• Set task: Your task is to copy every line of the records below that contains "Betriebsstätte".

## BEGIN

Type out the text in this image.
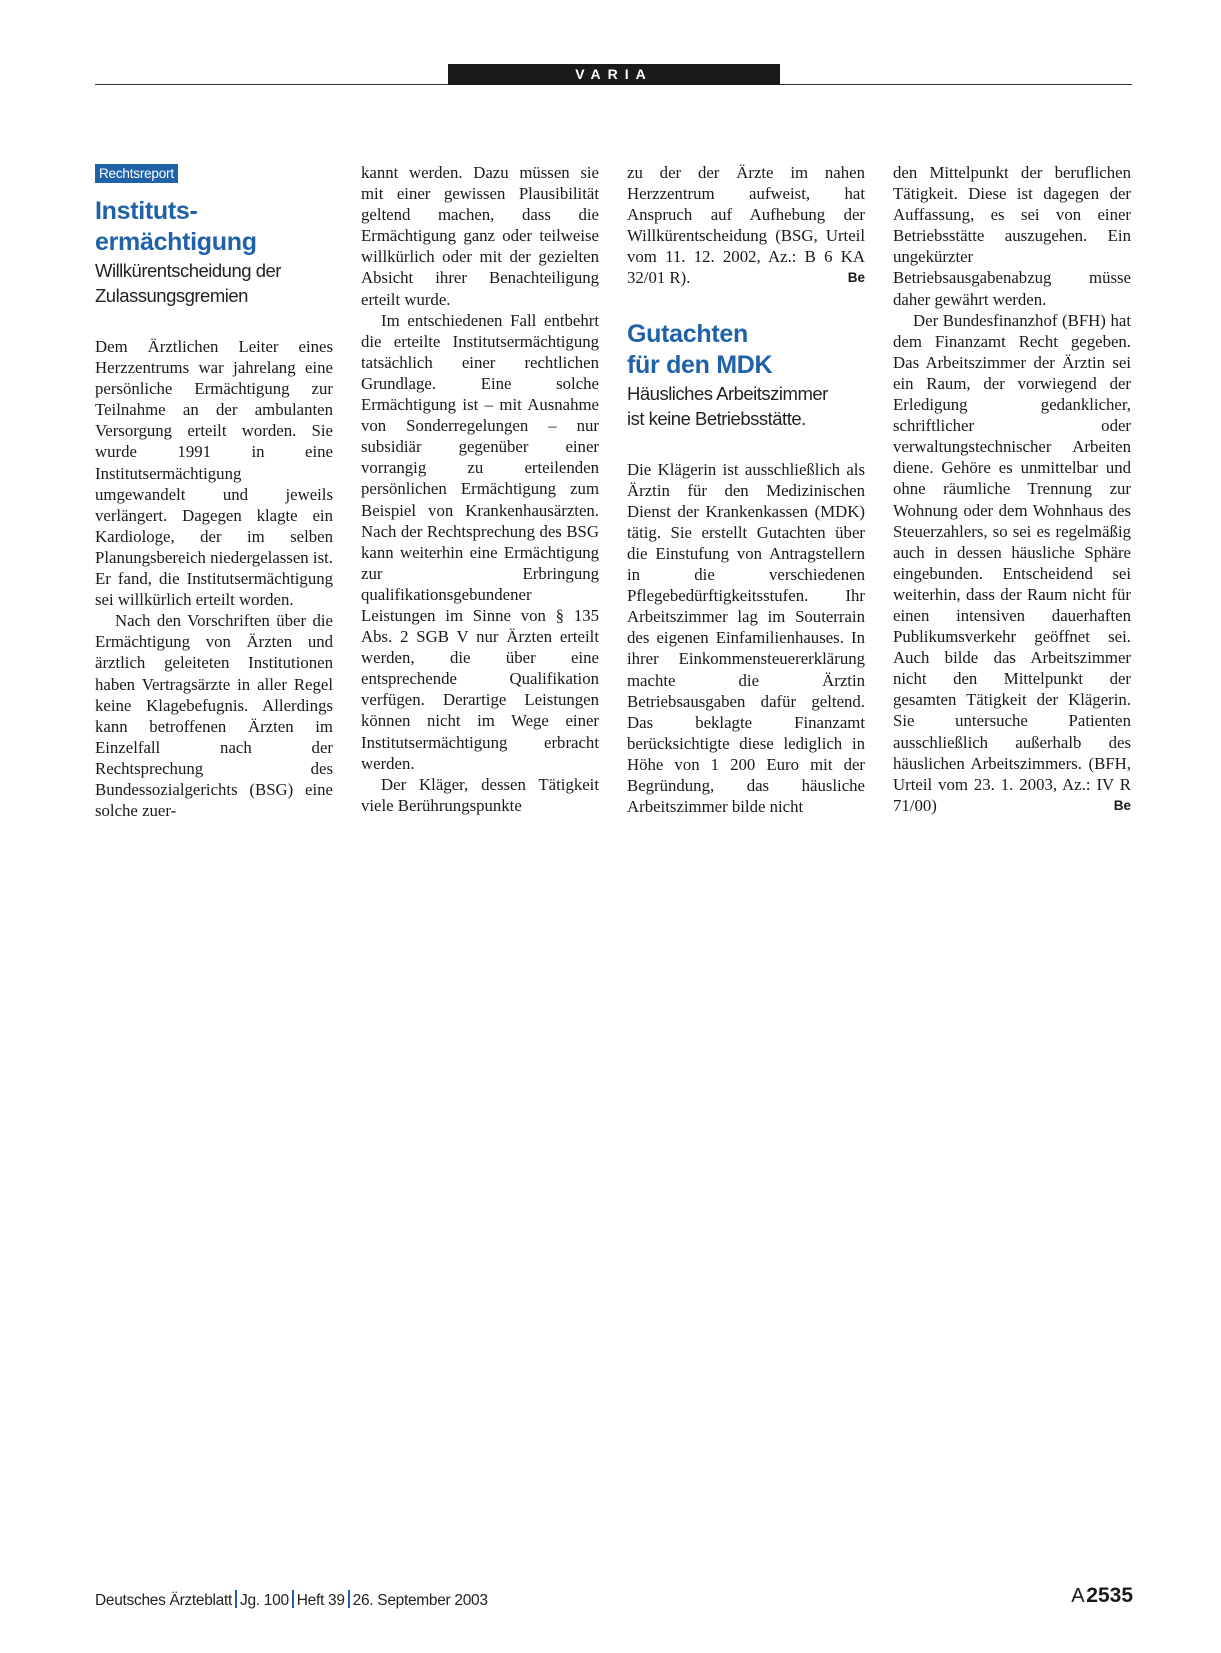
VARIA
Rechtsreport
Instituts-
ermächtigung

Willkürentscheidung der
Zulassungsgremien

Dem Ärztlichen Leiter eines Herzzentrums war jahrelang eine persönliche Ermächtigung zur Teilnahme an der ambulanten Versorgung erteilt worden. Sie wurde 1991 in eine Institutsermächtigung umgewandelt und jeweils verlängert. Dagegen klagte ein Kardiologe, der im selben Planungsbereich niedergelassen ist. Er fand, die Institutsermächtigung sei willkürlich erteilt worden.

Nach den Vorschriften über die Ermächtigung von Ärzten und ärztlich geleiteten Institutionen haben Vertragsärzte in aller Regel keine Klagebefugnis. Allerdings kann betroffenen Ärzten im Einzelfall nach der Rechtsprechung des Bundessozialgerichts (BSG) eine solche zuer-

kannt werden. Dazu müssen sie mit einer gewissen Plausibilität geltend machen, dass die Ermächtigung ganz oder teilweise willkürlich oder mit der gezielten Absicht ihrer Benachteiligung erteilt wurde.

Im entschiedenen Fall entbehrt die erteilte Institutsermächtigung tatsächlich einer rechtlichen Grundlage. Eine solche Ermächtigung ist – mit Ausnahme von Sonderregelungen – nur subsidiär gegenüber einer vorrangig zu erteilenden persönlichen Ermächtigung zum Beispiel von Krankenhausärzten. Nach der Rechtsprechung des BSG kann weiterhin eine Ermächtigung zur Erbringung qualifikationsgebundener Leistungen im Sinne von § 135 Abs. 2 SGB V nur Ärzten erteilt werden, die über eine entsprechende Qualifikation verfügen. Derartige Leistungen können nicht im Wege einer Institutsermächtigung erbracht werden.

Der Kläger, dessen Tätigkeit viele Berührungspunkte

zu der der Ärzte im nahen Herzzentrum aufweist, hat Anspruch auf Aufhebung der Willkürentscheidung (BSG, Urteil vom 11. 12. 2002, Az.: B 6 KA 32/01 R).	Be

Gutachten
für den MDK

Häusliches Arbeitszimmer
ist keine Betriebsstätte.

Die Klägerin ist ausschließlich als Ärztin für den Medizinischen Dienst der Krankenkassen (MDK) tätig. Sie erstellt Gutachten über die Einstufung von Antragstellern in die verschiedenen Pflegebedürftigkeitsstufen. Ihr Arbeitszimmer lag im Souterrain des eigenen Einfamilienhauses. In ihrer Einkommensteuererklärung machte die Ärztin Betriebsausgaben dafür geltend. Das beklagte Finanzamt berücksichtigte diese lediglich in Höhe von 1 200 Euro mit der Begründung, das häusliche Arbeitszimmer bilde nicht

den Mittelpunkt der beruflichen Tätigkeit. Diese ist dagegen der Auffassung, es sei von einer Betriebsstätte auszugehen. Ein ungekürzter Betriebsausgabenabzug müsse daher gewährt werden.

Der Bundesfinanzhof (BFH) hat dem Finanzamt Recht gegeben. Das Arbeitszimmer der Ärztin sei ein Raum, der vorwiegend der Erledigung gedanklicher, schriftlicher oder verwaltungstechnischer Arbeiten diene. Gehöre es unmittelbar und ohne räumliche Trennung zur Wohnung oder dem Wohnhaus des Steuerzahlers, so sei es regelmäßig auch in dessen häusliche Sphäre eingebunden. Entscheidend sei weiterhin, dass der Raum nicht für einen intensiven dauerhaften Publikumsverkehr geöffnet sei. Auch bilde das Arbeitszimmer nicht den Mittelpunkt der gesamten Tätigkeit der Klägerin. Sie untersuche Patienten ausschließlich außerhalb des häuslichen Arbeitszimmers. (BFH, Urteil vom 23. 1. 2003, Az.: IV R 71/00)	Be

Deutsches Ärzteblatt Jg. 100 Heft 39 26. September 2003	A 2535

## END

• Solution to this problem:
ist keine Betriebsstätte.
den Mittelpunkt der beruflichen Tätigkeit. Diese ist dagegen der Auffassung, es sei von einer Betriebsstätte auszugehen. Ein ungekürzter Betriebsausgabenabzug müsse daher gewährt werden.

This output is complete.